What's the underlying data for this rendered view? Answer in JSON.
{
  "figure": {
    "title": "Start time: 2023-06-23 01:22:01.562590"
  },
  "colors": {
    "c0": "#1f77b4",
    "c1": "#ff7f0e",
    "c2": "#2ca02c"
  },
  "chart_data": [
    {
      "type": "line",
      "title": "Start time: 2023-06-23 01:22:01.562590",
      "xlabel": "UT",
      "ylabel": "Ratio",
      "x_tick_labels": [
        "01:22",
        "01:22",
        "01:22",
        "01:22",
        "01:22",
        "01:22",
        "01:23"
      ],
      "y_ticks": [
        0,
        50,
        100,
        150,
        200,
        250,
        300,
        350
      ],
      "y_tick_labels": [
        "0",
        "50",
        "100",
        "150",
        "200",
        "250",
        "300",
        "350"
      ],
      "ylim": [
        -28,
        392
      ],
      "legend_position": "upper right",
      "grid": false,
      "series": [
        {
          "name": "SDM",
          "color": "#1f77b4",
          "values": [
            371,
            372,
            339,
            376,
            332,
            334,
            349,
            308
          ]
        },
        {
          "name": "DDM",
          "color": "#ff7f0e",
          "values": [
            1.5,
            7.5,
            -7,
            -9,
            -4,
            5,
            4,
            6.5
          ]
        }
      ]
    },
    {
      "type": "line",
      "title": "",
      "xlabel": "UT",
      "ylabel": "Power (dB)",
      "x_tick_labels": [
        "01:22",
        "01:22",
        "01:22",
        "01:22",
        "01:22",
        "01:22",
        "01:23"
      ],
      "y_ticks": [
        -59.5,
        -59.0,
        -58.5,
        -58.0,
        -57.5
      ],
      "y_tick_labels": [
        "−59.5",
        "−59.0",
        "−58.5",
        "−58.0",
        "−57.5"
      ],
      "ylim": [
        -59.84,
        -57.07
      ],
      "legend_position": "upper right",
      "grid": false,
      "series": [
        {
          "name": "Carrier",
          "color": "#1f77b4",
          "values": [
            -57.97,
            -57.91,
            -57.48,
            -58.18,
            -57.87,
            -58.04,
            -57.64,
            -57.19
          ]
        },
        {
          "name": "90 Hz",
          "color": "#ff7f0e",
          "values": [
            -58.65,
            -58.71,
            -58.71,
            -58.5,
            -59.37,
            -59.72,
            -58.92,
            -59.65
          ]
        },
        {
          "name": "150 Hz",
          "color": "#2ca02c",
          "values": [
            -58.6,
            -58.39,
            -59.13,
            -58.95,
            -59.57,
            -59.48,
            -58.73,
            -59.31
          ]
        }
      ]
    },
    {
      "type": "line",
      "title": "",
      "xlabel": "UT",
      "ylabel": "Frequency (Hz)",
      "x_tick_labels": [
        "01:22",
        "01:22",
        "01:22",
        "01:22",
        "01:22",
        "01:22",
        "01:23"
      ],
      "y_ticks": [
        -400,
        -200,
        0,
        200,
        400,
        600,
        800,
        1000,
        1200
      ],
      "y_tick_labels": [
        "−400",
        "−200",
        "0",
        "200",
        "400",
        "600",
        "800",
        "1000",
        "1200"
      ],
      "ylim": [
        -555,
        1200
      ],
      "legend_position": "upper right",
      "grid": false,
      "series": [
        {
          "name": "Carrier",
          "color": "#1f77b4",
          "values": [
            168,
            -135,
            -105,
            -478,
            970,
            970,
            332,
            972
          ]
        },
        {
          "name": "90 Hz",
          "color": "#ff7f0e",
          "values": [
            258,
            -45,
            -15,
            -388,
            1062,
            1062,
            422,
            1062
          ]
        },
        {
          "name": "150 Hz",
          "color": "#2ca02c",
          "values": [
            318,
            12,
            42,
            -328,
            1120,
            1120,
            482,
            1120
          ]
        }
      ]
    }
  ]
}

» **EXERCISE GOAL**
Reproduce the listing above word for word.

» **SOLVED PROBLEM**
What's the underlying data for this rendered view? Answer in JSON.
{
  "figure": {
    "title": "Start time: 2023-06-23 01:22:01.562590"
  },
  "colors": {
    "c0": "#1f77b4",
    "c1": "#ff7f0e",
    "c2": "#2ca02c"
  },
  "chart_data": [
    {
      "type": "line",
      "title": "Start time: 2023-06-23 01:22:01.562590",
      "xlabel": "UT",
      "ylabel": "Ratio",
      "x_tick_labels": [
        "01:22",
        "01:22",
        "01:22",
        "01:22",
        "01:22",
        "01:22",
        "01:23"
      ],
      "y_ticks": [
        0,
        50,
        100,
        150,
        200,
        250,
        300,
        350
      ],
      "y_tick_labels": [
        "0",
        "50",
        "100",
        "150",
        "200",
        "250",
        "300",
        "350"
      ],
      "ylim": [
        -28,
        392
      ],
      "legend_position": "upper right",
      "grid": false,
      "series": [
        {
          "name": "SDM",
          "color": "#1f77b4",
          "values": [
            371,
            372,
            339,
            376,
            332,
            334,
            349,
            308
          ]
        },
        {
          "name": "DDM",
          "color": "#ff7f0e",
          "values": [
            1.5,
            7.5,
            -7,
            -9,
            -4,
            5,
            4,
            6.5
          ]
        }
      ]
    },
    {
      "type": "line",
      "title": "",
      "xlabel": "UT",
      "ylabel": "Power (dB)",
      "x_tick_labels": [
        "01:22",
        "01:22",
        "01:22",
        "01:22",
        "01:22",
        "01:22",
        "01:23"
      ],
      "y_ticks": [
        -59.5,
        -59.0,
        -58.5,
        -58.0,
        -57.5
      ],
      "y_tick_labels": [
        "−59.5",
        "−59.0",
        "−58.5",
        "−58.0",
        "−57.5"
      ],
      "ylim": [
        -59.84,
        -57.07
      ],
      "legend_position": "upper right",
      "grid": false,
      "series": [
        {
          "name": "Carrier",
          "color": "#1f77b4",
          "values": [
            -57.97,
            -57.91,
            -57.48,
            -58.18,
            -57.87,
            -58.04,
            -57.64,
            -57.19
          ]
        },
        {
          "name": "90 Hz",
          "color": "#ff7f0e",
          "values": [
            -58.65,
            -58.71,
            -58.71,
            -58.5,
            -59.37,
            -59.72,
            -58.92,
            -59.65
          ]
        },
        {
          "name": "150 Hz",
          "color": "#2ca02c",
          "values": [
            -58.6,
            -58.39,
            -59.13,
            -58.95,
            -59.57,
            -59.48,
            -58.73,
            -59.31
          ]
        }
      ]
    },
    {
      "type": "line",
      "title": "",
      "xlabel": "UT",
      "ylabel": "Frequency (Hz)",
      "x_tick_labels": [
        "01:22",
        "01:22",
        "01:22",
        "01:22",
        "01:22",
        "01:22",
        "01:23"
      ],
      "y_ticks": [
        -400,
        -200,
        0,
        200,
        400,
        600,
        800,
        1000,
        1200
      ],
      "y_tick_labels": [
        "−400",
        "−200",
        "0",
        "200",
        "400",
        "600",
        "800",
        "1000",
        "1200"
      ],
      "ylim": [
        -555,
        1200
      ],
      "legend_position": "upper right",
      "grid": false,
      "series": [
        {
          "name": "Carrier",
          "color": "#1f77b4",
          "values": [
            168,
            -135,
            -105,
            -478,
            970,
            970,
            332,
            972
          ]
        },
        {
          "name": "90 Hz",
          "color": "#ff7f0e",
          "values": [
            258,
            -45,
            -15,
            -388,
            1062,
            1062,
            422,
            1062
          ]
        },
        {
          "name": "150 Hz",
          "color": "#2ca02c",
          "values": [
            318,
            12,
            42,
            -328,
            1120,
            1120,
            482,
            1120
          ]
        }
      ]
    }
  ]
}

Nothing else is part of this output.